**Exercise objective**
Retype each entry below, keeping every character the same.

· · · ·

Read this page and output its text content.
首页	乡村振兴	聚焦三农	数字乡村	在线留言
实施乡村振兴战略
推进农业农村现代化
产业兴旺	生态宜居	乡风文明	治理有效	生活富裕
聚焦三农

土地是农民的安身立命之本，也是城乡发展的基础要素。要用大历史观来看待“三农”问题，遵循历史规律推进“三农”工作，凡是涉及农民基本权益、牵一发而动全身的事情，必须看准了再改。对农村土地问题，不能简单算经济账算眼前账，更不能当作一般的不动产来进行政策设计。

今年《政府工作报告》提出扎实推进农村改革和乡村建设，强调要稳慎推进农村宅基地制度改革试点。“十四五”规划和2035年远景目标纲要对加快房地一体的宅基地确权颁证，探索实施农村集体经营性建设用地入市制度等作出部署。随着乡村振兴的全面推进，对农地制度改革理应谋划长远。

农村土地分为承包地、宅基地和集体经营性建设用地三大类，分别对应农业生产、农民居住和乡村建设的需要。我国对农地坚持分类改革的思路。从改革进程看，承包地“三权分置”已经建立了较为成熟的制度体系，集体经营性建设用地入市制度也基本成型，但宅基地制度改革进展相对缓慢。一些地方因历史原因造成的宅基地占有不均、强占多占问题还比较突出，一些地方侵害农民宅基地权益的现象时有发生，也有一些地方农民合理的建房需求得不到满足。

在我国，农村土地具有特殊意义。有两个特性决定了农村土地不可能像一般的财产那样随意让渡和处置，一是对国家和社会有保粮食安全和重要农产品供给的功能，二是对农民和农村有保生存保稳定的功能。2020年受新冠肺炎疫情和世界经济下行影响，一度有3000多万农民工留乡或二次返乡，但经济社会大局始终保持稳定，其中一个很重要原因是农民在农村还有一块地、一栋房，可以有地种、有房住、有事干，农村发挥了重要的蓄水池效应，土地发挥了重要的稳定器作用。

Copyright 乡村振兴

· · · ·

**Completed exercise**
Read this page and output its text content.
首页	乡村振兴	聚焦三农	数字乡村	在线留言
实施乡村振兴战略
推进农业农村现代化
产业兴旺	生态宜居	乡风文明	治理有效	生活富裕
聚焦三农

土地是农民的安身立命之本，也是城乡发展的基础要素。要用大历史观来看待“三农”问题，遵循历史规律推进“三农”工作，凡是涉及农民基本权益、牵一发而动全身的事情，必须看准了再改。对农村土地问题，不能简单算经济账算眼前账，更不能当作一般的不动产来进行政策设计。

今年《政府工作报告》提出扎实推进农村改革和乡村建设，强调要稳慎推进农村宅基地制度改革试点。“十四五”规划和2035年远景目标纲要对加快房地一体的宅基地确权颁证，探索实施农村集体经营性建设用地入市制度等作出部署。随着乡村振兴的全面推进，对农地制度改革理应谋划长远。

农村土地分为承包地、宅基地和集体经营性建设用地三大类，分别对应农业生产、农民居住和乡村建设的需要。我国对农地坚持分类改革的思路。从改革进程看，承包地“三权分置”已经建立了较为成熟的制度体系，集体经营性建设用地入市制度也基本成型，但宅基地制度改革进展相对缓慢。一些地方因历史原因造成的宅基地占有不均、强占多占问题还比较突出，一些地方侵害农民宅基地权益的现象时有发生，也有一些地方农民合理的建房需求得不到满足。

在我国，农村土地具有特殊意义。有两个特性决定了农村土地不可能像一般的财产那样随意让渡和处置，一是对国家和社会有保粮食安全和重要农产品供给的功能，二是对农民和农村有保生存保稳定的功能。2020年受新冠肺炎疫情和世界经济下行影响，一度有3000多万农民工留乡或二次返乡，但经济社会大局始终保持稳定，其中一个很重要原因是农民在农村还有一块地、一栋房，可以有地种、有房住、有事干，农村发挥了重要的蓄水池效应，土地发挥了重要的稳定器作用。

Copyright 乡村振兴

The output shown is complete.